LISTED ENTRIES →
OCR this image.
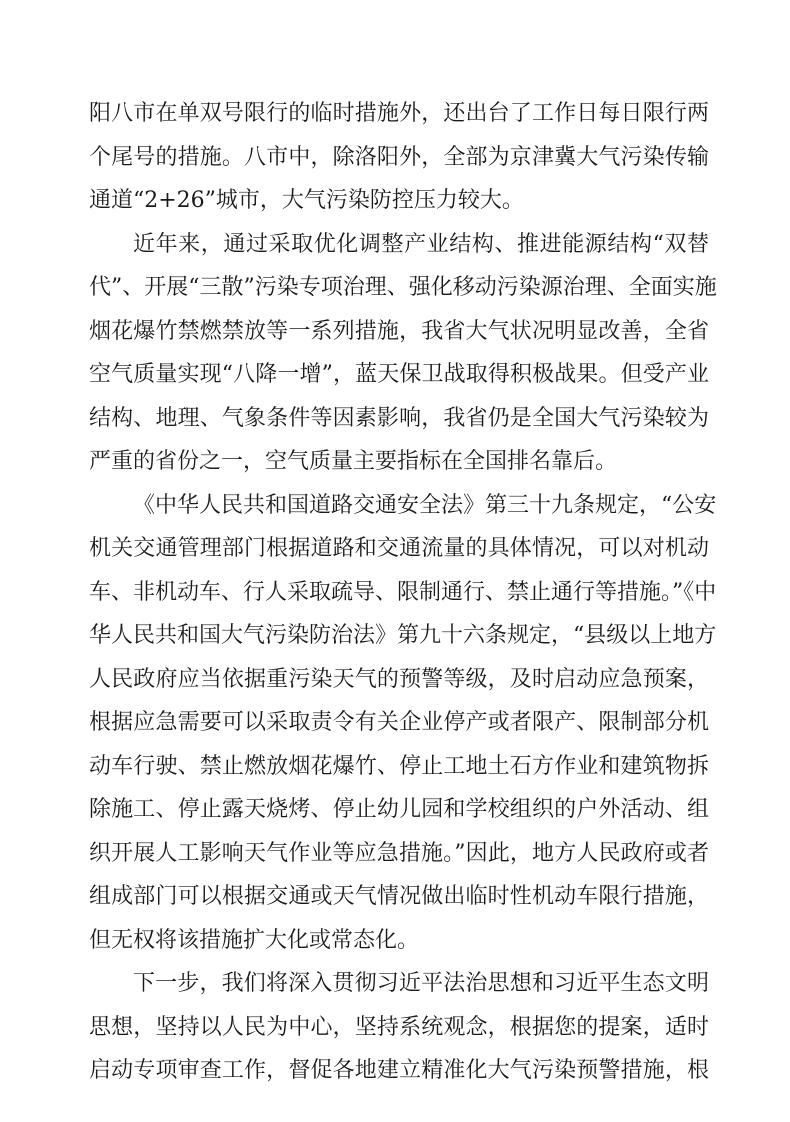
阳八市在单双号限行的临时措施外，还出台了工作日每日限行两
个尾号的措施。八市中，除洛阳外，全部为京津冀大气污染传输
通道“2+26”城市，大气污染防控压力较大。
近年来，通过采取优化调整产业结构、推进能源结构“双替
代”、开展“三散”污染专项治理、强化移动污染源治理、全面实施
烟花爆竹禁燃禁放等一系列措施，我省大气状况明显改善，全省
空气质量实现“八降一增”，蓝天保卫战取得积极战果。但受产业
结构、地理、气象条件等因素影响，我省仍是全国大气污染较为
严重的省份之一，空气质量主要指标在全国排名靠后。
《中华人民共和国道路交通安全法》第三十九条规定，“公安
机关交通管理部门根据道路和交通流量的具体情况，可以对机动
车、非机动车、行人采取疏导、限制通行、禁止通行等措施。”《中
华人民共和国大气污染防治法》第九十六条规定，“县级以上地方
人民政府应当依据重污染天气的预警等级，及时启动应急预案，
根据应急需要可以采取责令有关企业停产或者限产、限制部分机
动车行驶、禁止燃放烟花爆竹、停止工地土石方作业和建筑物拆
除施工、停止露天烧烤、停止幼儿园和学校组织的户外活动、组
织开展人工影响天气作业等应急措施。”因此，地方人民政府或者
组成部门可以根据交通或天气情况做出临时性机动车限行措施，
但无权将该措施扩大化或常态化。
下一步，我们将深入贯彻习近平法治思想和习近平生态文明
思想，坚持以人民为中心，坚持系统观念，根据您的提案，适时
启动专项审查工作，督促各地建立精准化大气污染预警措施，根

DESCRIPTION OF THE TASK → Copy every record above exactly as written, but leave out the pictures.

OUTPUT BELOW →
OCR this image.
阳八市在单双号限行的临时措施外，还出台了工作日每日限行两
个尾号的措施。八市中，除洛阳外，全部为京津冀大气污染传输
通道“2+26”城市，大气污染防控压力较大。
近年来，通过采取优化调整产业结构、推进能源结构“双替
代”、开展“三散”污染专项治理、强化移动污染源治理、全面实施
烟花爆竹禁燃禁放等一系列措施，我省大气状况明显改善，全省
空气质量实现“八降一增”，蓝天保卫战取得积极战果。但受产业
结构、地理、气象条件等因素影响，我省仍是全国大气污染较为
严重的省份之一，空气质量主要指标在全国排名靠后。
《中华人民共和国道路交通安全法》第三十九条规定，“公安
机关交通管理部门根据道路和交通流量的具体情况，可以对机动
车、非机动车、行人采取疏导、限制通行、禁止通行等措施。”《中
华人民共和国大气污染防治法》第九十六条规定，“县级以上地方
人民政府应当依据重污染天气的预警等级，及时启动应急预案，
根据应急需要可以采取责令有关企业停产或者限产、限制部分机
动车行驶、禁止燃放烟花爆竹、停止工地土石方作业和建筑物拆
除施工、停止露天烧烤、停止幼儿园和学校组织的户外活动、组
织开展人工影响天气作业等应急措施。”因此，地方人民政府或者
组成部门可以根据交通或天气情况做出临时性机动车限行措施，
但无权将该措施扩大化或常态化。
下一步，我们将深入贯彻习近平法治思想和习近平生态文明
思想，坚持以人民为中心，坚持系统观念，根据您的提案，适时
启动专项审查工作，督促各地建立精准化大气污染预警措施，根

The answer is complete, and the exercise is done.